>> Start

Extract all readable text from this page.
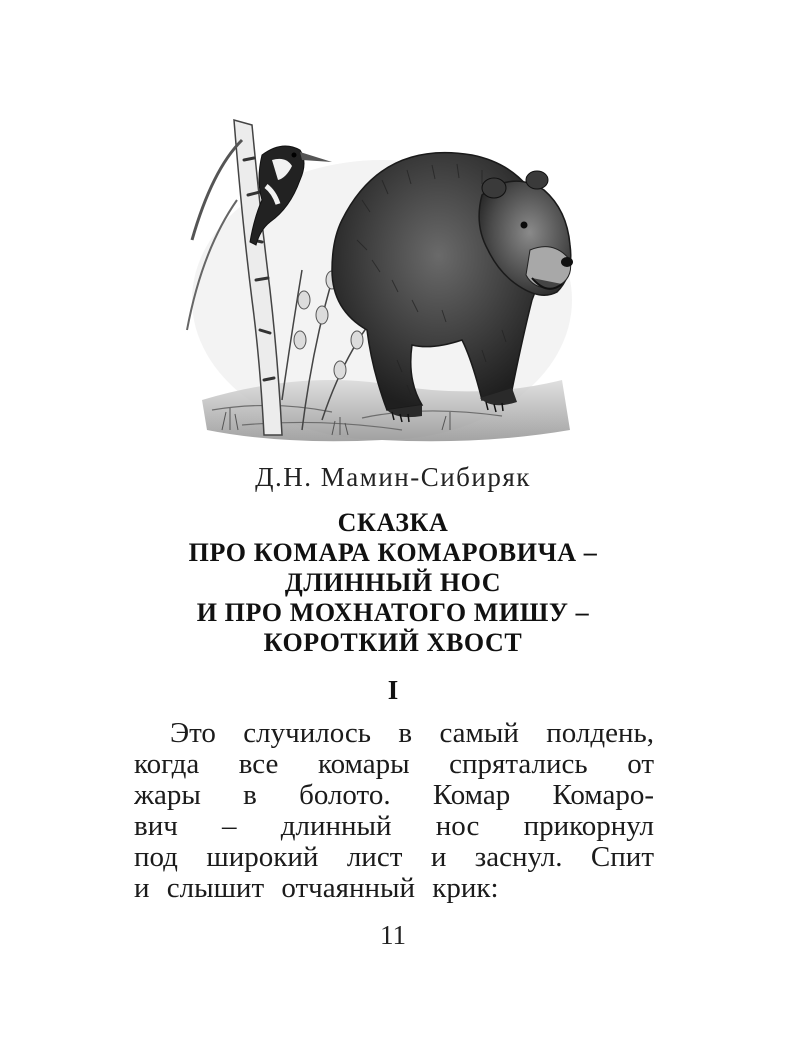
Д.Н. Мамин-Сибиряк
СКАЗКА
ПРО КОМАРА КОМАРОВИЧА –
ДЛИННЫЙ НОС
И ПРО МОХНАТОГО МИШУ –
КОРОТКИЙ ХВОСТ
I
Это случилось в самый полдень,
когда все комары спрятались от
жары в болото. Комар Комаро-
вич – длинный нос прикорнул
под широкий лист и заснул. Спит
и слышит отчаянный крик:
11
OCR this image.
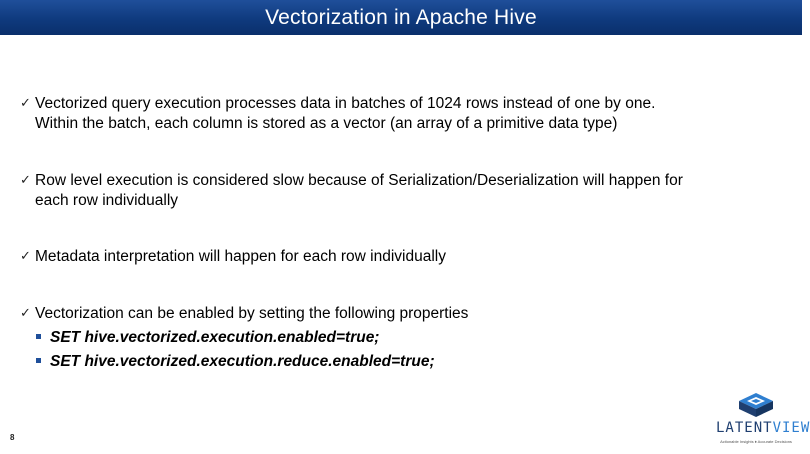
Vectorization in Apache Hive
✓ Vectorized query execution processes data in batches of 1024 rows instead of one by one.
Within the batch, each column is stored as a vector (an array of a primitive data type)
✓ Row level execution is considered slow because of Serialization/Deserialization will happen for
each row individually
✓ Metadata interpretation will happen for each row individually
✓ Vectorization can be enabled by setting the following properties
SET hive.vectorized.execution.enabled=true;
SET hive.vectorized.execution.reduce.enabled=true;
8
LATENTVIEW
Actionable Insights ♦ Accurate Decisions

>> End

> The problem
Write the entries above out in full, exactly, with no images.

> Answer to the task
Extract all readable text from this page.
Д.Н. Мамин-Сибиряк
СКАЗКА
ПРО КОМАРА КОМАРОВИЧА –
ДЛИННЫЙ НОС
И ПРО МОХНАТОГО МИШУ –
КОРОТКИЙ ХВОСТ
I
Это случилось в самый полдень,
когда все комары спрятались от
жары в болото. Комар Комаро-
вич – длинный нос прикорнул
под широкий лист и заснул. Спит
и слышит отчаянный крик:
11
OCR this image.
Vectorization in Apache Hive
✓ Vectorized query execution processes data in batches of 1024 rows instead of one by one.
Within the batch, each column is stored as a vector (an array of a primitive data type)
✓ Row level execution is considered slow because of Serialization/Deserialization will happen for
each row individually
✓ Metadata interpretation will happen for each row individually
✓ Vectorization can be enabled by setting the following properties
SET hive.vectorized.execution.enabled=true;
SET hive.vectorized.execution.reduce.enabled=true;
8
LATENTVIEW
Actionable Insights ♦ Accurate Decisions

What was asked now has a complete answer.